## What you should do
Review the material and extract every line in which the word "this" occurs.

_ _ _ _

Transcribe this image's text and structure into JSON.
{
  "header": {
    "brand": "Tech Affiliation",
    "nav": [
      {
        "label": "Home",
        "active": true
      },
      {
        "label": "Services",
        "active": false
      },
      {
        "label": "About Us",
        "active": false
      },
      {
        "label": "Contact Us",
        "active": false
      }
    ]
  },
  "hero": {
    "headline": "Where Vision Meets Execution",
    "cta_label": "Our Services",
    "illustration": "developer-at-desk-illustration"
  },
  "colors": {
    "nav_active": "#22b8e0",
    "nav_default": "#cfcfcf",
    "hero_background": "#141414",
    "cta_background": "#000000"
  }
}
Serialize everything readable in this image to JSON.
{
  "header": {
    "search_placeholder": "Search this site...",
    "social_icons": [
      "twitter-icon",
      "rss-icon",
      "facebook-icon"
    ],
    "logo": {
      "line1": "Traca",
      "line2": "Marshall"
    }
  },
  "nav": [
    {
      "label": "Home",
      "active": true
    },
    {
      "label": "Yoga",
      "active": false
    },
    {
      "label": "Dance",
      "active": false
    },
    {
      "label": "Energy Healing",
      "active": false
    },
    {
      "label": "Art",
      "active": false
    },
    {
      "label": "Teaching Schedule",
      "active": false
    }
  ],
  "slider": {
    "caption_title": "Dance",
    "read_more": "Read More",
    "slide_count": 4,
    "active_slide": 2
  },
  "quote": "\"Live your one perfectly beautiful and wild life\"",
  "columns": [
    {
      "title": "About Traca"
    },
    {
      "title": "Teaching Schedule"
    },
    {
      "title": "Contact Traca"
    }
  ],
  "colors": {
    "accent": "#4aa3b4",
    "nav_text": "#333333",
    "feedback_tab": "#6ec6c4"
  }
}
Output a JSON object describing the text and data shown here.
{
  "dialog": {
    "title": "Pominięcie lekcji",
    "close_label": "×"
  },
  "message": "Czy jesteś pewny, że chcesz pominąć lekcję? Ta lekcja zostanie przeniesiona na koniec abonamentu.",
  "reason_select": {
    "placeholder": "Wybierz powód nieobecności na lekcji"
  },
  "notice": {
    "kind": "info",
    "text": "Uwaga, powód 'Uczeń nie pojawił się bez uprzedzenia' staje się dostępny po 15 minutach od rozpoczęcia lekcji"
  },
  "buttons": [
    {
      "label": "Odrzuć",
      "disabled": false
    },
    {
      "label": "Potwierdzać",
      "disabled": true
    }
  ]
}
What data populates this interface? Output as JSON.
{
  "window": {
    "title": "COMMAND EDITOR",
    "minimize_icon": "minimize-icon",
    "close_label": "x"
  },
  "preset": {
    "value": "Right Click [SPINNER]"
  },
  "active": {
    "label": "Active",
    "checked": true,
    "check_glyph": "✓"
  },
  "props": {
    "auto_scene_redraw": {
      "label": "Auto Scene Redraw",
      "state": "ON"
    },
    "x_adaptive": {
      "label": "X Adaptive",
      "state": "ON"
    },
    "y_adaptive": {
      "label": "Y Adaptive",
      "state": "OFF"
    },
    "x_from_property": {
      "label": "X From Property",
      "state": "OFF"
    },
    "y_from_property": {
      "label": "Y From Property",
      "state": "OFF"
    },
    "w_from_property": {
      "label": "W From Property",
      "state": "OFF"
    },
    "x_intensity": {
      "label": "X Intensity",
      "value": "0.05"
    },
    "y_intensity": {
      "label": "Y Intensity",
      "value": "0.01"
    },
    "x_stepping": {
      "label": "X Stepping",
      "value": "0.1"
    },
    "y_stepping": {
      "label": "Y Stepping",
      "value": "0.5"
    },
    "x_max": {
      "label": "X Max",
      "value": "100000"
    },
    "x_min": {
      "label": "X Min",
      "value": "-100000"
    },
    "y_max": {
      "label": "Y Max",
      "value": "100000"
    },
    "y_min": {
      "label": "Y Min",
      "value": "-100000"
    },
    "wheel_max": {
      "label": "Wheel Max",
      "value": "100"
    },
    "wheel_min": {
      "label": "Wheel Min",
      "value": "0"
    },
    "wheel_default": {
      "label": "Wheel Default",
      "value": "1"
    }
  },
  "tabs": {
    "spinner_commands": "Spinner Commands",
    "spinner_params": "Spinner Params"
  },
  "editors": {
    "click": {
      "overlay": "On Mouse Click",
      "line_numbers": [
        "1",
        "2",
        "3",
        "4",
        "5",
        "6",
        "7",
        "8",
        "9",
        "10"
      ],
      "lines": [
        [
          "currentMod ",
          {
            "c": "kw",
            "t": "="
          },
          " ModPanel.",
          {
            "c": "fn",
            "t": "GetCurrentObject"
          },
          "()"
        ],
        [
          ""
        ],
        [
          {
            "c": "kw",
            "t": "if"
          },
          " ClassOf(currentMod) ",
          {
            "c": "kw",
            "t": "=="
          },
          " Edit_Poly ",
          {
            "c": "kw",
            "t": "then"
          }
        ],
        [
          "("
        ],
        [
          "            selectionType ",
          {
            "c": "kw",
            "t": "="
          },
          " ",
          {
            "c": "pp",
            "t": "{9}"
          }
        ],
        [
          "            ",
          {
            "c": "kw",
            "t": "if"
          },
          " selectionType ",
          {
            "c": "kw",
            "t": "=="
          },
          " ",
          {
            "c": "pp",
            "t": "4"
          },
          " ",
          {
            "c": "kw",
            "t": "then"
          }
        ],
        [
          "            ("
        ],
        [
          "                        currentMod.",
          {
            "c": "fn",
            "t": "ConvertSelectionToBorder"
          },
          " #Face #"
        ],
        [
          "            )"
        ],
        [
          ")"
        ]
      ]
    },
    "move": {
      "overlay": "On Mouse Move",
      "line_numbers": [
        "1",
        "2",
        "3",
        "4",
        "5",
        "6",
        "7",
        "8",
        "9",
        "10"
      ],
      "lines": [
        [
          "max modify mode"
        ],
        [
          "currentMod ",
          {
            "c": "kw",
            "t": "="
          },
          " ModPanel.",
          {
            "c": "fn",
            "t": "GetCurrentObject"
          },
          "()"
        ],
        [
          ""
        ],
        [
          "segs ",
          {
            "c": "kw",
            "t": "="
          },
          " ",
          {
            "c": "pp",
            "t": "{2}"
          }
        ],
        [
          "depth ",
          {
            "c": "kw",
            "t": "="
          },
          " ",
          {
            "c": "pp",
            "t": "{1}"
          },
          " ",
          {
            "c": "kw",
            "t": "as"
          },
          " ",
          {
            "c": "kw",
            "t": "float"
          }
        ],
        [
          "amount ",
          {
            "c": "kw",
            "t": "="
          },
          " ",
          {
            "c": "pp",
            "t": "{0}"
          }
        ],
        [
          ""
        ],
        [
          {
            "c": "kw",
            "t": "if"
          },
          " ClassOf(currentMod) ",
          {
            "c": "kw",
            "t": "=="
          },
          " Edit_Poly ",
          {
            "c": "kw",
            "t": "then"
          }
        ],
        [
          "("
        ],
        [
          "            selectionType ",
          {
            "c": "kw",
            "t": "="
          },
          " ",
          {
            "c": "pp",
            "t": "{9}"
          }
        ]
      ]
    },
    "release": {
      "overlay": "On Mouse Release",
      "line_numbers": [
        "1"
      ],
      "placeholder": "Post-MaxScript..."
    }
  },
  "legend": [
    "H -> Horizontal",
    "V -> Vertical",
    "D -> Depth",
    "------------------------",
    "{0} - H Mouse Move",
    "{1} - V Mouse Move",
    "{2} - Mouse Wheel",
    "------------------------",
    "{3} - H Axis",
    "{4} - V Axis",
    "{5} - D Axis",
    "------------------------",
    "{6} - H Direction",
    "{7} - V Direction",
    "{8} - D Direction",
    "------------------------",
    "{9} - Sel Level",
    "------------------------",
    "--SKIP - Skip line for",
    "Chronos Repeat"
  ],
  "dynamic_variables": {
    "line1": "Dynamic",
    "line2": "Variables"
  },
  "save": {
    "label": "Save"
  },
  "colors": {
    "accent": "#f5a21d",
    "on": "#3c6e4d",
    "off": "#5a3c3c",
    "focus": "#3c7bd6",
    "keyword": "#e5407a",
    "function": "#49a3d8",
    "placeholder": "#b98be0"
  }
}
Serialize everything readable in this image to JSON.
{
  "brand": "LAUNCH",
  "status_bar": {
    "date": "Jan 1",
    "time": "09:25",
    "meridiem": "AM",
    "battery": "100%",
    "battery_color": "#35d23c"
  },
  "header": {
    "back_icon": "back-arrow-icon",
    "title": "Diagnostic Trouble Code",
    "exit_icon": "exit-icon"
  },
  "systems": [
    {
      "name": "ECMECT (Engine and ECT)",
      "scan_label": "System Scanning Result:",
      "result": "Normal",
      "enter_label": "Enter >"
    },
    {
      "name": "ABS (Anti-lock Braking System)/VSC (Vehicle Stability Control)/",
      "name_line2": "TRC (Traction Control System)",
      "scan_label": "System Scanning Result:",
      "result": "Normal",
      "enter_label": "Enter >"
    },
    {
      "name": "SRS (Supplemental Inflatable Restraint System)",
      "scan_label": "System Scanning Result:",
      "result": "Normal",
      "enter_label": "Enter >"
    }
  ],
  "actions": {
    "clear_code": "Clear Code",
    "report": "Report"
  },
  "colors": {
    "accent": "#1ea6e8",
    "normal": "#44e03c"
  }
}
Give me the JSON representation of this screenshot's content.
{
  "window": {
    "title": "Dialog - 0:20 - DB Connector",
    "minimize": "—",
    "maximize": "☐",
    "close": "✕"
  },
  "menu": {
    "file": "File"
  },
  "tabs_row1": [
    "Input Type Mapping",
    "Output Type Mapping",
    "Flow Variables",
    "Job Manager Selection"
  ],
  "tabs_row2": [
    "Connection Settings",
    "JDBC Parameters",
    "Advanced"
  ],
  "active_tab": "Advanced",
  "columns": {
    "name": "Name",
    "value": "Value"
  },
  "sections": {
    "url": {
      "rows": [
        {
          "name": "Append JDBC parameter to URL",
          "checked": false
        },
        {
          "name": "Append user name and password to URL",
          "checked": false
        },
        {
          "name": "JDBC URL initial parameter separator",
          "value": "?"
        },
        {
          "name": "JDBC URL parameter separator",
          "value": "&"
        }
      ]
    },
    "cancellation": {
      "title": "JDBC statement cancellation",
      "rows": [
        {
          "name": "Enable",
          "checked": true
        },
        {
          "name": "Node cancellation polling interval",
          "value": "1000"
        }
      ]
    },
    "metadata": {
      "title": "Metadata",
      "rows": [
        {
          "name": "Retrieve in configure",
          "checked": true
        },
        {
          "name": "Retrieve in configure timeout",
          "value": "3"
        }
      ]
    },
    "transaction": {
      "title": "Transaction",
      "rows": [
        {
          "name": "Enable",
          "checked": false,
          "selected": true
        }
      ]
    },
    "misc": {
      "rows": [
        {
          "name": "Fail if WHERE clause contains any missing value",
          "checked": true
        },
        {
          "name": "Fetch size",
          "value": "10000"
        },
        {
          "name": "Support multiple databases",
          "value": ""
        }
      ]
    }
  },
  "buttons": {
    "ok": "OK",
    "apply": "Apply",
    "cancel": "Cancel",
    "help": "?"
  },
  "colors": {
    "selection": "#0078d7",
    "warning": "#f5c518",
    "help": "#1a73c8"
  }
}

_ _ _ _

## Right answer
Transcribe this image's text and structure into JSON.
Serialize everything readable in this image to JSON.
    "search_placeholder": "Search this site...",
What data populates this interface? Output as JSON.
Serialize everything readable in this image to JSON.
Give me the JSON representation of this screenshot's content.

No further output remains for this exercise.